CONSIGNE A:
Répondez d'après l'extrait sur les vers de M. Beck :
(i) Combien de fois M. Beck s'est-il trompé ?
(ii) De quoi ses vers sont-ils pleins quand il dénonce l'iniquité du siècle ?
(iii) Que peut devenir la pauvreté pour une âme forte ?
CONSIGNE B:
Traduisez en anglais cette phrase de l'extrait sur les vers de M. Beck : « Le sujet qu’il a choisi exigeait deux qualités indispensables, la vigueur et la sérénité ; il les a négligées toutes deux pour des divagations sans but. »

EXTRAIT CHOISI:
★ ★ ★ ★
Si les vers de M. Beck sont pleins d’une faiblesse ampoulée quand il dénonce l’iniquité du siècle, son inspiration, au contraire, est amère et violente, lorsqu’elle s’adresse aux cœurs souffrans. M. Beck s’est trompé deux fois. Il fallait punir l’égoïsme avec cette calme vigueur que donne la supériorité de l’ame, et il importait de trouver pour les humbles ces douces paroles qui ferment les plaies saignantes et relèvent les natures flétries. Le poète n’a fait ni l’un ni l’autre. Le sujet qu’il a choisi exigeait deux qualités indispensables, la vigueur et la sérénité ; il les a négligées toutes deux pour des divagations sans but. Ainsi, nous sommes bien forcé de le dire, la pauvreté, qui pour une ame forte peut devenir une muse austère et féconde, n’a donné à M. Beck que les plus mauvais conseils ; malesuada fa mes.
★ ★ ★ ★
DONNÉES FOURNIES:
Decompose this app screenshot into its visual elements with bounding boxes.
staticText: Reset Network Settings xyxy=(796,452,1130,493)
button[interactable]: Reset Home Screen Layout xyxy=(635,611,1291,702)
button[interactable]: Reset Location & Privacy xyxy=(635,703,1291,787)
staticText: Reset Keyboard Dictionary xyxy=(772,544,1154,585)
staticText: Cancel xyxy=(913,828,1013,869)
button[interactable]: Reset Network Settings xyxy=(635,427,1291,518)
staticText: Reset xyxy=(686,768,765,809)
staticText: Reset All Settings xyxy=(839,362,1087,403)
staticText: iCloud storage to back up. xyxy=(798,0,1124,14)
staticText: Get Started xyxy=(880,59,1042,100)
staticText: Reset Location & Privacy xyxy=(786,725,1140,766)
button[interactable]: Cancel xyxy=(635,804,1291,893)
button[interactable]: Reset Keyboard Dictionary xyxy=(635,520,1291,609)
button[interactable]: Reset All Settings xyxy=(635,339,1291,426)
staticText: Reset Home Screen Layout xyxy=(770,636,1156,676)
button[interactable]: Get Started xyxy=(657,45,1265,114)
★ ★ ★ ★
CORRIGÉ DÉTAILLÉ A:
(i) Deux fois.
(ii) D'une faiblesse ampoulée.
(iii) Une muse austère et féconde.

CORRIGÉ DÉTAILLÉ B:
The subject he chose demanded two indispensable qualities, vigor and serenity; he neglected them both for aimless ramblings.